Collected data entries

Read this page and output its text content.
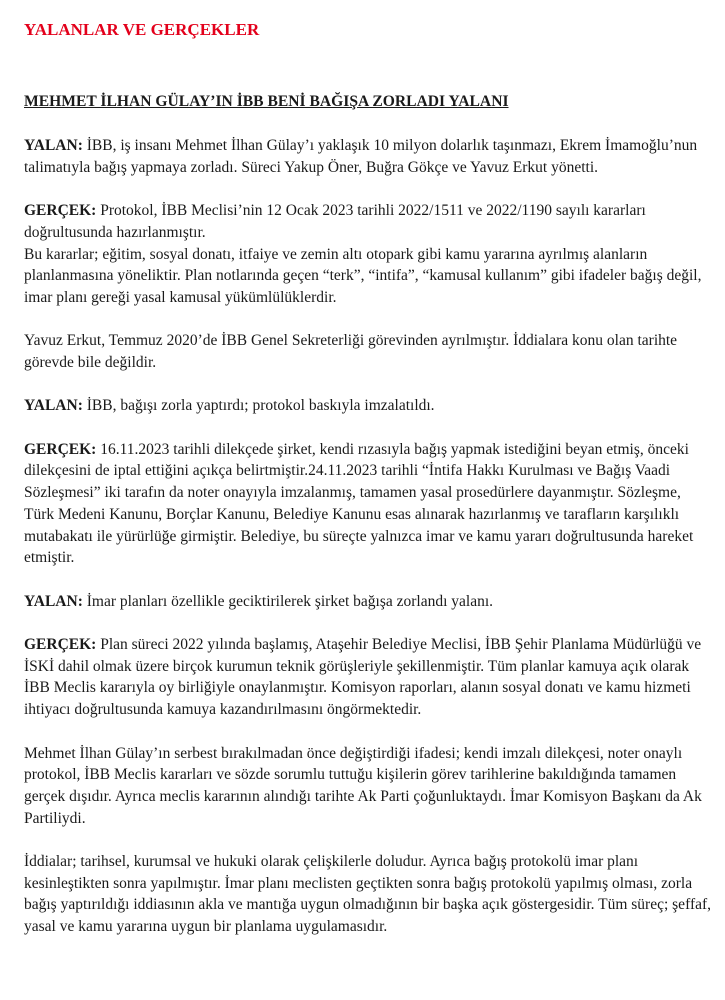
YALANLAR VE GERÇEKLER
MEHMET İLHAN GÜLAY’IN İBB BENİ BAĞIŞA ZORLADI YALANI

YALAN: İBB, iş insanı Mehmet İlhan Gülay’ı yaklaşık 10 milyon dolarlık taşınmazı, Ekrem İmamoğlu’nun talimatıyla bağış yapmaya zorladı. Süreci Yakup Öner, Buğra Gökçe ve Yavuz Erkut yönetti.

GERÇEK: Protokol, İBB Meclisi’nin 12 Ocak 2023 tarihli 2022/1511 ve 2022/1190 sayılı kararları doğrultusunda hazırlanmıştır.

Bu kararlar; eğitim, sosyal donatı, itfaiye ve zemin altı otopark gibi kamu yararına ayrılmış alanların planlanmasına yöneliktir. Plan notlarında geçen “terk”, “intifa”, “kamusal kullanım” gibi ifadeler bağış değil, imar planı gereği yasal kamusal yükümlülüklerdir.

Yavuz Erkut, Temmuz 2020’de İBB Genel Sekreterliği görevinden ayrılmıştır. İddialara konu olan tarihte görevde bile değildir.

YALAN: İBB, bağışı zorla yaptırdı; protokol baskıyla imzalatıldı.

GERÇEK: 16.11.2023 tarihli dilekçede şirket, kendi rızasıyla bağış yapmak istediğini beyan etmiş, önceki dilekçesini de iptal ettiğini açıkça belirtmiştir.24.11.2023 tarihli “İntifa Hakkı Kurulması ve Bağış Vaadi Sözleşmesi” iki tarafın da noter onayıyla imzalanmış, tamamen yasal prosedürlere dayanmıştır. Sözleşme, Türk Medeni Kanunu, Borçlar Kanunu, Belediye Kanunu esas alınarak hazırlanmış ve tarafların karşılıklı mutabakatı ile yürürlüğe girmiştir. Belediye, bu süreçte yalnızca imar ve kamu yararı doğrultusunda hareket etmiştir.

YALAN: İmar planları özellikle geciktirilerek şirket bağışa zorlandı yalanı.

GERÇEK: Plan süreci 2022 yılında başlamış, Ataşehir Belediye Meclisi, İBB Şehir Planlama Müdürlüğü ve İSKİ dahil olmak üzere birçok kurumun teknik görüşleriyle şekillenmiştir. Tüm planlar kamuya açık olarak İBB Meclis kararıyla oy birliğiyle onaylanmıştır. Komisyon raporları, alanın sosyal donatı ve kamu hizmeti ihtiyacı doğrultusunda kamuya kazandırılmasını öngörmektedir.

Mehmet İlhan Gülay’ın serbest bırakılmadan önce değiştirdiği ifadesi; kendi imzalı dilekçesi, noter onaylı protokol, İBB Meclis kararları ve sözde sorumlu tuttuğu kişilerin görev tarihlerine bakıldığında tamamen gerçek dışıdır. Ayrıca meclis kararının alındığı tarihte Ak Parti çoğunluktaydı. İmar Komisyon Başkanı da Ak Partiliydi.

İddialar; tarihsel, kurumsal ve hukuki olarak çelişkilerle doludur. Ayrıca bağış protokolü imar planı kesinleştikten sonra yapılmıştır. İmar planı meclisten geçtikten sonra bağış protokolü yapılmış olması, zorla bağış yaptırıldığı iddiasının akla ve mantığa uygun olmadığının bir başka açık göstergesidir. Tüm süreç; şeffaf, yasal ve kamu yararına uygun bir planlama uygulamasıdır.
* * *
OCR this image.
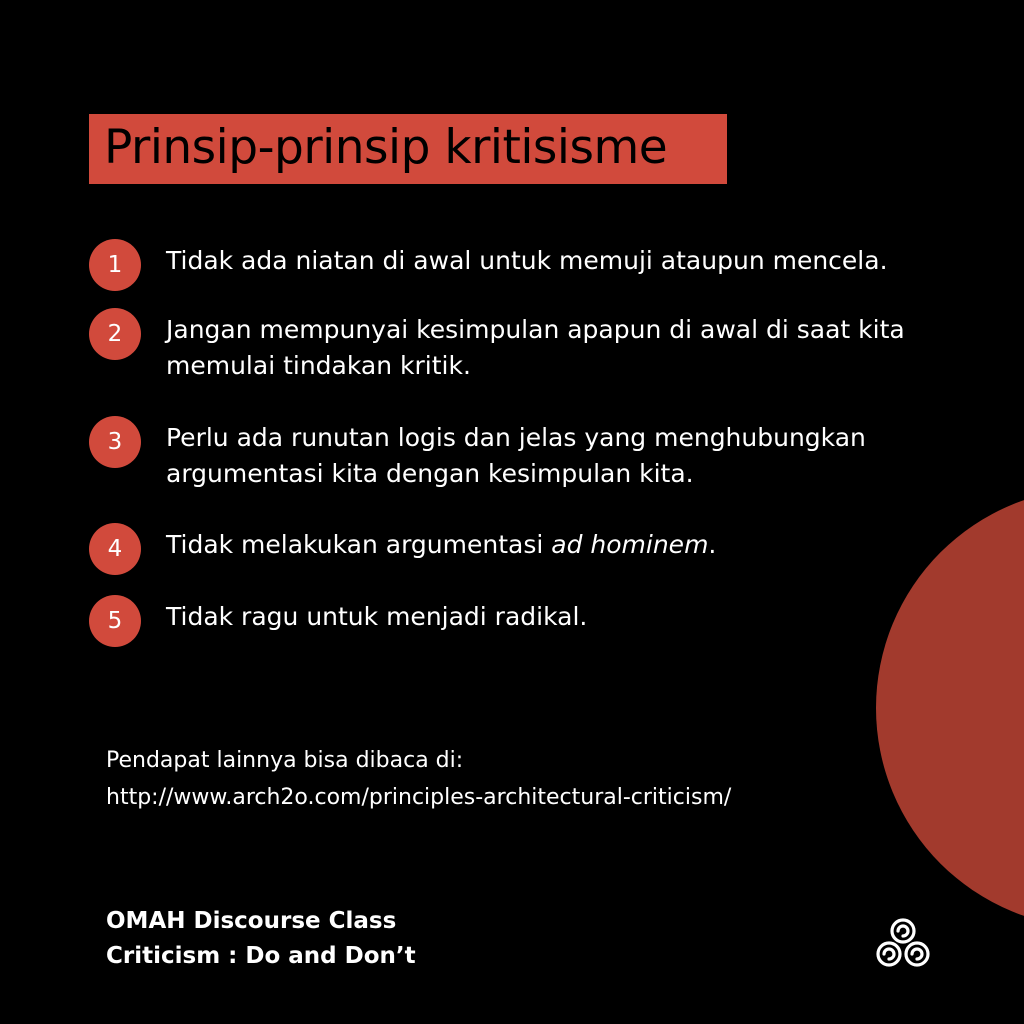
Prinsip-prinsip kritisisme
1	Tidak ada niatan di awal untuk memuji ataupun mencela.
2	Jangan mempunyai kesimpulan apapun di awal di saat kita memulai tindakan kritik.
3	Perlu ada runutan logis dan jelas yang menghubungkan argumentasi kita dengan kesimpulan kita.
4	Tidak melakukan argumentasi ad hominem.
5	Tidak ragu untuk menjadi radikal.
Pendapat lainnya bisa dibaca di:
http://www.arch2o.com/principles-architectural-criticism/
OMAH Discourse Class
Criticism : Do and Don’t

| Aim of the task |
State how many lines above contain the string "kamu", with no other words.

| Written answer |
4